Extracted records
= = = = =

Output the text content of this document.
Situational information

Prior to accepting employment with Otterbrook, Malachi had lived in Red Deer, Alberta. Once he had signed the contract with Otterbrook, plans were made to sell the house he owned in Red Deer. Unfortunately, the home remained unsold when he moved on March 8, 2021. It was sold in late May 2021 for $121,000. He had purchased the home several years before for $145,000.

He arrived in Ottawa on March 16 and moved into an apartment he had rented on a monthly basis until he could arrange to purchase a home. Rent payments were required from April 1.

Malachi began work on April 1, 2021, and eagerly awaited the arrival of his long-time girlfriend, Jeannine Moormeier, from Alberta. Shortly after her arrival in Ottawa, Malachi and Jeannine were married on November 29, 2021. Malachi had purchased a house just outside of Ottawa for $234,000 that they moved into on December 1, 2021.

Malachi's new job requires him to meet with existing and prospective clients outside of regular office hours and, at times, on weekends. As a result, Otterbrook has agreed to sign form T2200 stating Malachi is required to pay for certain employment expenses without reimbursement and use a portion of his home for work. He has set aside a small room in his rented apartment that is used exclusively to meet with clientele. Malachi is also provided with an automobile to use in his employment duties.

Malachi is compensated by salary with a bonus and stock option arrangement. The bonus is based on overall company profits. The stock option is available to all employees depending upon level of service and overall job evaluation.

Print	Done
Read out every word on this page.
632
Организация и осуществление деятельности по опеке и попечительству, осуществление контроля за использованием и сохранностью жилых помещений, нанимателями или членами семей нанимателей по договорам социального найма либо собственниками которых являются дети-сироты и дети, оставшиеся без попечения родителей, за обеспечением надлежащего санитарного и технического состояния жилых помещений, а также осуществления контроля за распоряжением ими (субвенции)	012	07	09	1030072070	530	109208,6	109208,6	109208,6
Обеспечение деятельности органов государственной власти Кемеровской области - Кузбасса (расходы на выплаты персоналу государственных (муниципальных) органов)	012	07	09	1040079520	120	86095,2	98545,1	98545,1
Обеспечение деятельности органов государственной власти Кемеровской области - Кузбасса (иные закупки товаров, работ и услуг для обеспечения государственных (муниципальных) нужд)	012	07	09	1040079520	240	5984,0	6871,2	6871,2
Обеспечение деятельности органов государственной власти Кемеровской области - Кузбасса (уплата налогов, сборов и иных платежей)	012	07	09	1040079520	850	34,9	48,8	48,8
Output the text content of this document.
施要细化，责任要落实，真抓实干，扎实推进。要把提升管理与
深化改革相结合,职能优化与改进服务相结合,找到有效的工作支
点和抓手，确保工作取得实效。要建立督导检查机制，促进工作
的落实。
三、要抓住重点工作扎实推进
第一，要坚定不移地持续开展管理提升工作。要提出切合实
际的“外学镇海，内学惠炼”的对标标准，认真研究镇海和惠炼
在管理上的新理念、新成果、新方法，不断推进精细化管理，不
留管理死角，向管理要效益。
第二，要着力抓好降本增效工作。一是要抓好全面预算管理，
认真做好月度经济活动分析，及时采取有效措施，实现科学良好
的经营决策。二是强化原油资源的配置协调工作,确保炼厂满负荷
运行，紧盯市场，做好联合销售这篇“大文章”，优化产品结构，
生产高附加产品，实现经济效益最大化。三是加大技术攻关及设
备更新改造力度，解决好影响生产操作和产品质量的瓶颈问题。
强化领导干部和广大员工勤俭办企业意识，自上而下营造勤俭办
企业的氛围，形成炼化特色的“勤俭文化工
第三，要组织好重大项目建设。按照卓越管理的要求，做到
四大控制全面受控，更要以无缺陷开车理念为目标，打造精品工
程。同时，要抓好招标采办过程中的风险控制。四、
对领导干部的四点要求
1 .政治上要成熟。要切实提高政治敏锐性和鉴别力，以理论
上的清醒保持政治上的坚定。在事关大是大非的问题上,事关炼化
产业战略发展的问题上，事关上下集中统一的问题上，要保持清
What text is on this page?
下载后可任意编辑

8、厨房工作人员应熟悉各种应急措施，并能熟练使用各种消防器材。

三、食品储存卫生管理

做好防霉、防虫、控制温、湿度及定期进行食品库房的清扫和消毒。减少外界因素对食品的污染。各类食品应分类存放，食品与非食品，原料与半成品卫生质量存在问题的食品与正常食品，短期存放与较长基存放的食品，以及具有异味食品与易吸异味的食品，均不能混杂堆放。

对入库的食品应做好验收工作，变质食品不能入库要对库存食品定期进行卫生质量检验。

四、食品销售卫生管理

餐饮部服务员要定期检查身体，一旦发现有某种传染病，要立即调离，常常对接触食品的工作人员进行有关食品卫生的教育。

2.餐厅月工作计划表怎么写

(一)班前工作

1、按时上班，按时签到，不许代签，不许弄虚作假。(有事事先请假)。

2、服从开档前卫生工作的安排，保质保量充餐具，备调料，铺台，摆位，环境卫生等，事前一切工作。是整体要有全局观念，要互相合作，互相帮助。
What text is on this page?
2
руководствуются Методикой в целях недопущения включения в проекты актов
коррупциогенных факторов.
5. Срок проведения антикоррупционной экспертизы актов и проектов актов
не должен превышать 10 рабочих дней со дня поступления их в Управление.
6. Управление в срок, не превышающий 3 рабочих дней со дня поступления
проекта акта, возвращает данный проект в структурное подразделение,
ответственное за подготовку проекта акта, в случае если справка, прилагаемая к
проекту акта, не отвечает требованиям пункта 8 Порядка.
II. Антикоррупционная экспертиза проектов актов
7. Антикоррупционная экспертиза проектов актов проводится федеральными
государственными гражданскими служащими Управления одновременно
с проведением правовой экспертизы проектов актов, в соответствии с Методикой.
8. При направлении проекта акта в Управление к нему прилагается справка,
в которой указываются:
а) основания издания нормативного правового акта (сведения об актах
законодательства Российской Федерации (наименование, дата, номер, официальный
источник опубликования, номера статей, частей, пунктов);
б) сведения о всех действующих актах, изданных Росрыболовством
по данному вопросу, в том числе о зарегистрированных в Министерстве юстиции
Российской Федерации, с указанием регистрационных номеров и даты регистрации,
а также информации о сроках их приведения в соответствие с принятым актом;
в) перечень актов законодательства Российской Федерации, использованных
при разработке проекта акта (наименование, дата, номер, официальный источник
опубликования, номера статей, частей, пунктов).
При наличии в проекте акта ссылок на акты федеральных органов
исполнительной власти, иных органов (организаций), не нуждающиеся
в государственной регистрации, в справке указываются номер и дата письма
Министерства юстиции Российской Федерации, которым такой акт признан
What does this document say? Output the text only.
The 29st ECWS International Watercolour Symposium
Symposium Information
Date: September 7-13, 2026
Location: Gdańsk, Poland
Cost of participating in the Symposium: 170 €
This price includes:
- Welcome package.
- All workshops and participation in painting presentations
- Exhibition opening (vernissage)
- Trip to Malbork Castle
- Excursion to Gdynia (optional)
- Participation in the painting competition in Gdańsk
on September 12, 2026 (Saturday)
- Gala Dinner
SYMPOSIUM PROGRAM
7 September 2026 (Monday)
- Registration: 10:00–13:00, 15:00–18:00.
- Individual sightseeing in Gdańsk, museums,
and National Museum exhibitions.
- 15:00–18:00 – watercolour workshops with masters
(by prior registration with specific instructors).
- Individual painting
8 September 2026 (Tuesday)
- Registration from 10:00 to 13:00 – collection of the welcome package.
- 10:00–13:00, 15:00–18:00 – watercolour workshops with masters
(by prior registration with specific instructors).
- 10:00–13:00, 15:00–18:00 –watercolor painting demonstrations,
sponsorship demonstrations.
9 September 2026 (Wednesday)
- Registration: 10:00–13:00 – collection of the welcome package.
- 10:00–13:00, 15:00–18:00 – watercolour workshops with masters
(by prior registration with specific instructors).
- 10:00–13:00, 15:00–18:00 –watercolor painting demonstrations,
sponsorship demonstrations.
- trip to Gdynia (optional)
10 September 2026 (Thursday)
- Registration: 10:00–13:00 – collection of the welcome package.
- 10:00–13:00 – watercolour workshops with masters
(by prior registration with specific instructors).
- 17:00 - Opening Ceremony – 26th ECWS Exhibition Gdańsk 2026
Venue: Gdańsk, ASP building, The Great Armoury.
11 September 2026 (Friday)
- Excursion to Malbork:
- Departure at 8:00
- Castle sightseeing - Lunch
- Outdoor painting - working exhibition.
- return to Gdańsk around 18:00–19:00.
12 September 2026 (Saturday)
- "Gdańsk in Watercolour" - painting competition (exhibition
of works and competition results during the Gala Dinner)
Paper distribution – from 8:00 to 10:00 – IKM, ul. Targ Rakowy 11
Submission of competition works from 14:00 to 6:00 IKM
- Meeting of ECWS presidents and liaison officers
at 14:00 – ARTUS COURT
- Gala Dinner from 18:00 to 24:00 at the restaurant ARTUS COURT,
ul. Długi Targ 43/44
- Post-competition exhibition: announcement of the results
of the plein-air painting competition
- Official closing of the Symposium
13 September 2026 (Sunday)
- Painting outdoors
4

= = = = =

Check every line of the data, and copy the ones that contain "Gdańsk".

_Completed exercise_.
Location: Gdańsk, Poland
- Participation in the painting competition in Gdańsk
- Individual sightseeing in Gdańsk, museums,
- 17:00 - Opening Ceremony – 26th ECWS Exhibition Gdańsk 2026
Venue: Gdańsk, ASP building, The Great Armoury.
- return to Gdańsk around 18:00–19:00.
- "Gdańsk in Watercolour" - painting competition (exhibition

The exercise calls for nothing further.